## What is asked
Set down each entry from the block beneath, exactly as written.

## Material for this exercise

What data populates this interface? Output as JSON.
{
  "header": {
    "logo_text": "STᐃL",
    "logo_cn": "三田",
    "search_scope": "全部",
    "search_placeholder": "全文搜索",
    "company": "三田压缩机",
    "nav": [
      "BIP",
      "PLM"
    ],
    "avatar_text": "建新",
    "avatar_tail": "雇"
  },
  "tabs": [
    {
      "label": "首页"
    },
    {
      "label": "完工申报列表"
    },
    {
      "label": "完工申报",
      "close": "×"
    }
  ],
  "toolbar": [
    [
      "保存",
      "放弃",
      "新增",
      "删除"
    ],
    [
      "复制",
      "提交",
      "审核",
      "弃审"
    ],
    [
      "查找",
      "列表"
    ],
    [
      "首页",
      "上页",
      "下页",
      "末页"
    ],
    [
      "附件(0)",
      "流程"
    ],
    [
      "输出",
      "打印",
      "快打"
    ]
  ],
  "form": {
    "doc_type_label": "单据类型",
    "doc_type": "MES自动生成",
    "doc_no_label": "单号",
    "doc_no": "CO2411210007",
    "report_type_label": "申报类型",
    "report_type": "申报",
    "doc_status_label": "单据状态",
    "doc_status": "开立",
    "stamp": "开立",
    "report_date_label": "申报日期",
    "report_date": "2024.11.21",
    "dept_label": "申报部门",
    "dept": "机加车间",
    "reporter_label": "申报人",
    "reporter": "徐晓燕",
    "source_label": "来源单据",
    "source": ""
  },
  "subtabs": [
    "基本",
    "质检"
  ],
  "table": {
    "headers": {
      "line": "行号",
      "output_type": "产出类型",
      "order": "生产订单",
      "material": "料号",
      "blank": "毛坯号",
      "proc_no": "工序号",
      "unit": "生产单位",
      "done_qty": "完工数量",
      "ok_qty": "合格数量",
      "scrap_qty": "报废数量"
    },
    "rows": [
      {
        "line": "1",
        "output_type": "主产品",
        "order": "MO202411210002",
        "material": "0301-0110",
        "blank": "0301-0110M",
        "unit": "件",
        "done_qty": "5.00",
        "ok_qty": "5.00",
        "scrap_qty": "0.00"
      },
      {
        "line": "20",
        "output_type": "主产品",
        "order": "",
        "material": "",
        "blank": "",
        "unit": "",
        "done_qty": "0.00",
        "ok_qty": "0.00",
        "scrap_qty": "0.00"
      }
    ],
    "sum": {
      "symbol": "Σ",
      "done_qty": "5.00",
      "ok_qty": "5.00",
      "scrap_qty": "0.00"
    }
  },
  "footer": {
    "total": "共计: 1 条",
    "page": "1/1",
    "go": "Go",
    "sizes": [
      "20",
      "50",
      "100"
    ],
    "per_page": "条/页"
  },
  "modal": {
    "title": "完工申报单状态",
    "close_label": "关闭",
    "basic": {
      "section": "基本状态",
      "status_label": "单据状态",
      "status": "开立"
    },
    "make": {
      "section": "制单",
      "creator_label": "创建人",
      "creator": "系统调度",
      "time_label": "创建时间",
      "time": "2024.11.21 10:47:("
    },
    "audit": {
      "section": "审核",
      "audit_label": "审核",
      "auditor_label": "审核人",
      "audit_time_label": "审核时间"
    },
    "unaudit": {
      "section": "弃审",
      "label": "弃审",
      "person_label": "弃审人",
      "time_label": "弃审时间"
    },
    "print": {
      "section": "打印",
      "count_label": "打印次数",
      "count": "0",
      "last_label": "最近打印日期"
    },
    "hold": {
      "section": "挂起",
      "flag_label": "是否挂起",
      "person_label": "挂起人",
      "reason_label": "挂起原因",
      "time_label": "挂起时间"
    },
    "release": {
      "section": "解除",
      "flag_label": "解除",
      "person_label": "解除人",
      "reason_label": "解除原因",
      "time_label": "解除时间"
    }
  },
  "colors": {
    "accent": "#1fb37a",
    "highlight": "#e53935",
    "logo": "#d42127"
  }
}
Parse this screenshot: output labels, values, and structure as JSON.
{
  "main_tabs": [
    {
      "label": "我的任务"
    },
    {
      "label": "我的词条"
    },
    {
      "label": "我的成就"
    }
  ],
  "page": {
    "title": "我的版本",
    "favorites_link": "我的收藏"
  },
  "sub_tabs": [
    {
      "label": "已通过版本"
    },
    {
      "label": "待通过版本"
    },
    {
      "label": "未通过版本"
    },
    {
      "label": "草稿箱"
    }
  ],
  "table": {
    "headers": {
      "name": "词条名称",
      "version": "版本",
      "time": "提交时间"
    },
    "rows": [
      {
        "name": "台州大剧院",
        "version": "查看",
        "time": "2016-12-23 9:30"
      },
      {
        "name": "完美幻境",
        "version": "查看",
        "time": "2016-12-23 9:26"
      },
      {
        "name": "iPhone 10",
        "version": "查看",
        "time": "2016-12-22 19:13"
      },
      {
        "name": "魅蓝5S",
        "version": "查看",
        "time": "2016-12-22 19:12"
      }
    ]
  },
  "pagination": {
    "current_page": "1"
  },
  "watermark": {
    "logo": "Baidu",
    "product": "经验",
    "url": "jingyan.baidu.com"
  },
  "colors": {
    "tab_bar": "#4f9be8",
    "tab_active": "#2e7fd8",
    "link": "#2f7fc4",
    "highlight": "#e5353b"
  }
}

## Result for this exercise
What data populates this interface? Output as JSON.
{
  "header": {
    "logo_text": "STᐃL",
    "logo_cn": "三田",
    "search_scope": "全部",
    "search_placeholder": "全文搜索",
    "company": "三田压缩机",
    "nav": [
      "BIP",
      "PLM"
    ],
    "avatar_text": "建新",
    "avatar_tail": "雇"
  },
  "tabs": [
    {
      "label": "首页"
    },
    {
      "label": "完工申报列表"
    },
    {
      "label": "完工申报",
      "close": "×"
    }
  ],
  "toolbar": [
    [
      "保存",
      "放弃",
      "新增",
      "删除"
    ],
    [
      "复制",
      "提交",
      "审核",
      "弃审"
    ],
    [
      "查找",
      "列表"
    ],
    [
      "首页",
      "上页",
      "下页",
      "末页"
    ],
    [
      "附件(0)",
      "流程"
    ],
    [
      "输出",
      "打印",
      "快打"
    ]
  ],
  "form": {
    "doc_type_label": "单据类型",
    "doc_type": "MES自动生成",
    "doc_no_label": "单号",
    "doc_no": "CO2411210007",
    "report_type_label": "申报类型",
    "report_type": "申报",
    "doc_status_label": "单据状态",
    "doc_status": "开立",
    "stamp": "开立",
    "report_date_label": "申报日期",
    "report_date": "2024.11.21",
    "dept_label": "申报部门",
    "dept": "机加车间",
    "reporter_label": "申报人",
    "reporter": "徐晓燕",
    "source_label": "来源单据",
    "source": ""
  },
  "subtabs": [
    "基本",
    "质检"
  ],
  "table": {
    "headers": {
      "line": "行号",
      "output_type": "产出类型",
      "order": "生产订单",
      "material": "料号",
      "blank": "毛坯号",
      "proc_no": "工序号",
      "unit": "生产单位",
      "done_qty": "完工数量",
      "ok_qty": "合格数量",
      "scrap_qty": "报废数量"
    },
    "rows": [
      {
        "line": "1",
        "output_type": "主产品",
        "order": "MO202411210002",
        "material": "0301-0110",
        "blank": "0301-0110M",
        "unit": "件",
        "done_qty": "5.00",
        "ok_qty": "5.00",
        "scrap_qty": "0.00"
      },
      {
        "line": "20",
        "output_type": "主产品",
        "order": "",
        "material": "",
        "blank": "",
        "unit": "",
        "done_qty": "0.00",
        "ok_qty": "0.00",
        "scrap_qty": "0.00"
      }
    ],
    "sum": {
      "symbol": "Σ",
      "done_qty": "5.00",
      "ok_qty": "5.00",
      "scrap_qty": "0.00"
    }
  },
  "footer": {
    "total": "共计: 1 条",
    "page": "1/1",
    "go": "Go",
    "sizes": [
      "20",
      "50",
      "100"
    ],
    "per_page": "条/页"
  },
  "modal": {
    "title": "完工申报单状态",
    "close_label": "关闭",
    "basic": {
      "section": "基本状态",
      "status_label": "单据状态",
      "status": "开立"
    },
    "make": {
      "section": "制单",
      "creator_label": "创建人",
      "creator": "系统调度",
      "time_label": "创建时间",
      "time": "2024.11.21 10:47:("
    },
    "audit": {
      "section": "审核",
      "audit_label": "审核",
      "auditor_label": "审核人",
      "audit_time_label": "审核时间"
    },
    "unaudit": {
      "section": "弃审",
      "label": "弃审",
      "person_label": "弃审人",
      "time_label": "弃审时间"
    },
    "print": {
      "section": "打印",
      "count_label": "打印次数",
      "count": "0",
      "last_label": "最近打印日期"
    },
    "hold": {
      "section": "挂起",
      "flag_label": "是否挂起",
      "person_label": "挂起人",
      "reason_label": "挂起原因",
      "time_label": "挂起时间"
    },
    "release": {
      "section": "解除",
      "flag_label": "解除",
      "person_label": "解除人",
      "reason_label": "解除原因",
      "time_label": "解除时间"
    }
  },
  "colors": {
    "accent": "#1fb37a",
    "highlight": "#e53935",
    "logo": "#d42127"
  }
}
Parse this screenshot: output labels, values, and structure as JSON.
{
  "main_tabs": [
    {
      "label": "我的任务"
    },
    {
      "label": "我的词条"
    },
    {
      "label": "我的成就"
    }
  ],
  "page": {
    "title": "我的版本",
    "favorites_link": "我的收藏"
  },
  "sub_tabs": [
    {
      "label": "已通过版本"
    },
    {
      "label": "待通过版本"
    },
    {
      "label": "未通过版本"
    },
    {
      "label": "草稿箱"
    }
  ],
  "table": {
    "headers": {
      "name": "词条名称",
      "version": "版本",
      "time": "提交时间"
    },
    "rows": [
      {
        "name": "台州大剧院",
        "version": "查看",
        "time": "2016-12-23 9:30"
      },
      {
        "name": "完美幻境",
        "version": "查看",
        "time": "2016-12-23 9:26"
      },
      {
        "name": "iPhone 10",
        "version": "查看",
        "time": "2016-12-22 19:13"
      },
      {
        "name": "魅蓝5S",
        "version": "查看",
        "time": "2016-12-22 19:12"
      }
    ]
  },
  "pagination": {
    "current_page": "1"
  },
  "watermark": {
    "logo": "Baidu",
    "product": "经验",
    "url": "jingyan.baidu.com"
  },
  "colors": {
    "tab_bar": "#4f9be8",
    "tab_active": "#2e7fd8",
    "link": "#2f7fc4",
    "highlight": "#e5353b"
  }
}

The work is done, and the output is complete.